**Task to complete**
Copy out each line below that has the word "page" in it.
===============
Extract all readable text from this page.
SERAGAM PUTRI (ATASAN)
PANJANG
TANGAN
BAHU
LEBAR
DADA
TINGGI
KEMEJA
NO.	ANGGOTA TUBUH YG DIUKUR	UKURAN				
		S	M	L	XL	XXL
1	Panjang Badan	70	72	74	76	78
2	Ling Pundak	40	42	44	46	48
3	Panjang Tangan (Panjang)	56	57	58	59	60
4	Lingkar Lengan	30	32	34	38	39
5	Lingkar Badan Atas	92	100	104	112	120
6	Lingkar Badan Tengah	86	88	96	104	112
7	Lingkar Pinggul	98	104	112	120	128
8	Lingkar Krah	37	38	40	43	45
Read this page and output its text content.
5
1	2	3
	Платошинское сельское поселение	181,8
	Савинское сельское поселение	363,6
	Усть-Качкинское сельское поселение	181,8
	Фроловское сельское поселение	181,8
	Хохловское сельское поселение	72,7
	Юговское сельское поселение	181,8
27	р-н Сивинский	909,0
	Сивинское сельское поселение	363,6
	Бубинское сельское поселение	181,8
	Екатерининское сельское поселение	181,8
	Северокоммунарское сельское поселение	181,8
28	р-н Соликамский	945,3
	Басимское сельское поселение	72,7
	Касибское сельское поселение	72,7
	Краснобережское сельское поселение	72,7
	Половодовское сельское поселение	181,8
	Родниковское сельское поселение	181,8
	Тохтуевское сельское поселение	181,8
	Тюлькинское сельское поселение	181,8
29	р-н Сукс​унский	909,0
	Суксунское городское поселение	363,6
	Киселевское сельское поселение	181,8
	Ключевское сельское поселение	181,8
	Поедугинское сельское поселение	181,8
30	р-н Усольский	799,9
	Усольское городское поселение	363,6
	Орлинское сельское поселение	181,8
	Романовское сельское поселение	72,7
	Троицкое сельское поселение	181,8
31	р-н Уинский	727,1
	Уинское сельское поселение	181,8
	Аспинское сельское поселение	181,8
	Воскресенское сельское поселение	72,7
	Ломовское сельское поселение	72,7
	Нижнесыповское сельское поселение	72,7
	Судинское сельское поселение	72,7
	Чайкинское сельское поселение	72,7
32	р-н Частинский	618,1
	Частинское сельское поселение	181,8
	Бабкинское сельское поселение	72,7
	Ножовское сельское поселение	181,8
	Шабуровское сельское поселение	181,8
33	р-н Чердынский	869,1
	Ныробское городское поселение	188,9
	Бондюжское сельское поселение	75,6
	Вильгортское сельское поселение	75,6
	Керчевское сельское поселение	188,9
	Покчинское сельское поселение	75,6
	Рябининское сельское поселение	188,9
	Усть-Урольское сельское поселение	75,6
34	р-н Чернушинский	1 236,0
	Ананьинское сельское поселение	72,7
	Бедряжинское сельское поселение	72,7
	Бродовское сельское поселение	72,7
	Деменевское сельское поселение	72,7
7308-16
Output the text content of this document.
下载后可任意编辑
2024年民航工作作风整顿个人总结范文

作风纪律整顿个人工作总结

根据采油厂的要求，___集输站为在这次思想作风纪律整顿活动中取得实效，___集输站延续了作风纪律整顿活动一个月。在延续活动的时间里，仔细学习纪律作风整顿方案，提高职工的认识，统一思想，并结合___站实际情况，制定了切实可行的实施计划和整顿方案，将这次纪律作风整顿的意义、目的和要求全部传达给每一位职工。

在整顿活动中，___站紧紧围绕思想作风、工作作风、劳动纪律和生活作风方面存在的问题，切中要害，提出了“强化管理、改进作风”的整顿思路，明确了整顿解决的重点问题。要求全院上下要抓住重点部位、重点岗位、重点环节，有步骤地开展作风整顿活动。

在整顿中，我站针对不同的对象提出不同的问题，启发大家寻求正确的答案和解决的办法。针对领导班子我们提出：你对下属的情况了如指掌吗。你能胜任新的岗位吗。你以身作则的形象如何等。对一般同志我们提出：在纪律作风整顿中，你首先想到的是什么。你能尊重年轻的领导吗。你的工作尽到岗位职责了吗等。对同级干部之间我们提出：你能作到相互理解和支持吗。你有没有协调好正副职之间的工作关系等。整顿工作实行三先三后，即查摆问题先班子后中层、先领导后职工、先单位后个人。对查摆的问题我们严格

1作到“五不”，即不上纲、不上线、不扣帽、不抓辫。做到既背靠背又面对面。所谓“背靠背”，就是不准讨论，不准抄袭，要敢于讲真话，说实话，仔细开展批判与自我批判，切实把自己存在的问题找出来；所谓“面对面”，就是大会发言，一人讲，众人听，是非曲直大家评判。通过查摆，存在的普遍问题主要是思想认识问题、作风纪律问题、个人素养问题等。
===============
**Full solution**
Extract all readable text from this page.
Read this page and output its text content.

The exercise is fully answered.